PROBLEM = Go through the data below. Pull out every line that has the word "ffffff".
※ ※ ※
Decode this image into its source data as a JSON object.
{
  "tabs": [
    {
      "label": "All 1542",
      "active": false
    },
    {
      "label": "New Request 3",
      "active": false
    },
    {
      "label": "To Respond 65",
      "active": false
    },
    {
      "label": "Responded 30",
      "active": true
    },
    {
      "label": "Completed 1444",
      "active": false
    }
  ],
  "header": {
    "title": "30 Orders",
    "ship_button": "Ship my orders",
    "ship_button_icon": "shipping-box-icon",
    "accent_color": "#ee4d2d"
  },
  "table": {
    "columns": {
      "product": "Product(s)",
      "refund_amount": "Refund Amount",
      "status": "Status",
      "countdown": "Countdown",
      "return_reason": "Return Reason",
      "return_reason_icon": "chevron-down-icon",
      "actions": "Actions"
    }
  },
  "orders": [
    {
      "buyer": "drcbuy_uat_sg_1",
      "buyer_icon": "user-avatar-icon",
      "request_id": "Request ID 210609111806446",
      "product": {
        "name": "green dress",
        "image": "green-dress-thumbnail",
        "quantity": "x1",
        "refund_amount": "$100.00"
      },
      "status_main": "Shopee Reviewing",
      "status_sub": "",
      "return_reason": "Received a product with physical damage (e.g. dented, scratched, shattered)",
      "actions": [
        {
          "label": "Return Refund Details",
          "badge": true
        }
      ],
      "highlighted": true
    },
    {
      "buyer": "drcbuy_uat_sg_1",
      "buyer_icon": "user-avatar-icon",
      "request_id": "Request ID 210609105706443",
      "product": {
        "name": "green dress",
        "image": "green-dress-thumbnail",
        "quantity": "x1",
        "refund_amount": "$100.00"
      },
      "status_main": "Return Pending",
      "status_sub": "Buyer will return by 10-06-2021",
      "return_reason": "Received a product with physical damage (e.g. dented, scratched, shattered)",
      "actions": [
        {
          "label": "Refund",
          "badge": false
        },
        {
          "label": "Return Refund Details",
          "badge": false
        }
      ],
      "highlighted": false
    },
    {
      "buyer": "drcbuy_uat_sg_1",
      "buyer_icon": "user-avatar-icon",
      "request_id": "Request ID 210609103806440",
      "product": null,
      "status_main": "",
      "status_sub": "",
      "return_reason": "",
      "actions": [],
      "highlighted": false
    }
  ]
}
※ ※ ※
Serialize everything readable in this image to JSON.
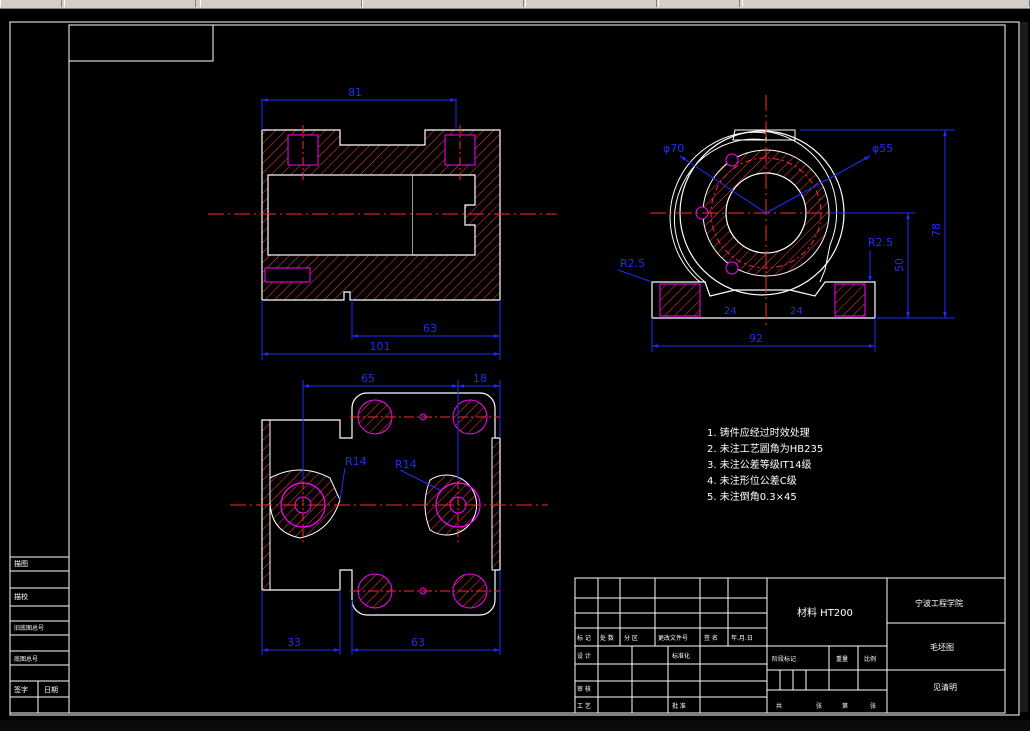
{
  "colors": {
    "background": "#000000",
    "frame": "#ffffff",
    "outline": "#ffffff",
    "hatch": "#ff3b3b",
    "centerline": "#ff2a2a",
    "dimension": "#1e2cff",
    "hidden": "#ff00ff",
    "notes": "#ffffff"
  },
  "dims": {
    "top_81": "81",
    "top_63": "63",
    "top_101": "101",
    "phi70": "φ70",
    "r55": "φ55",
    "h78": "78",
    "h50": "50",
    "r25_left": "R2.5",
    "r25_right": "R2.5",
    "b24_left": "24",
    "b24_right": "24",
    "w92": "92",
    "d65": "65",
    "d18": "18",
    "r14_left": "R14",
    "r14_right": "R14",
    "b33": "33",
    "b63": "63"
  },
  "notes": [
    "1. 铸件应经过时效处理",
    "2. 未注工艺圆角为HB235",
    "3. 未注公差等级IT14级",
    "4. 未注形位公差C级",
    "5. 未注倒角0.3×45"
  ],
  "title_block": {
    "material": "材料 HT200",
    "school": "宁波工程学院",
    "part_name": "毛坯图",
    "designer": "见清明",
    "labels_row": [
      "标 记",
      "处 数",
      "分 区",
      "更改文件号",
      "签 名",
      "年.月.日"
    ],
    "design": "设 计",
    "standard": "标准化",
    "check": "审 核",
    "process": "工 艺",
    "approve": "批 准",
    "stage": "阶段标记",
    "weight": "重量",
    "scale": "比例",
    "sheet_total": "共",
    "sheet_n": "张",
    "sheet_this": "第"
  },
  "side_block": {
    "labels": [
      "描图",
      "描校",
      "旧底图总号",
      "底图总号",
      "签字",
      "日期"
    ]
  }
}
※ ※ ※
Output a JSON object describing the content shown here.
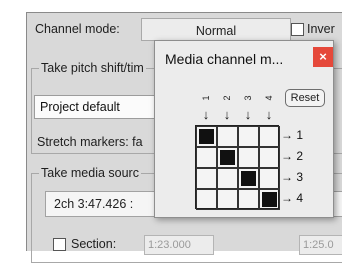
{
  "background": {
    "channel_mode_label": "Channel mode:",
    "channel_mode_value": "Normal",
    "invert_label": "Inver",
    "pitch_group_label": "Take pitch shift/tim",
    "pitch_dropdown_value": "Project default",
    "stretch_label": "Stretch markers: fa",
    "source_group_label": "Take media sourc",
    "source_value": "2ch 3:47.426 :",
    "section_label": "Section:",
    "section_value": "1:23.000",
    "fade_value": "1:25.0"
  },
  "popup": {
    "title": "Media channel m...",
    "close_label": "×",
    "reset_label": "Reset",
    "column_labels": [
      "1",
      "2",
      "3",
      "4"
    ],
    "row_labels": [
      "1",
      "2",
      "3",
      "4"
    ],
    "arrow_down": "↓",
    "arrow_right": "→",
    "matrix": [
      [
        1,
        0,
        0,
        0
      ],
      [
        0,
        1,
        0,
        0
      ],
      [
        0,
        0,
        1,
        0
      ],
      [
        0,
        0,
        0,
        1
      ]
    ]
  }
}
※ ※ ※
ANSWER TO THIS TASK =
    "frame": "#ffffff",
    "outline": "#ffffff",
    "notes": "#ffffff"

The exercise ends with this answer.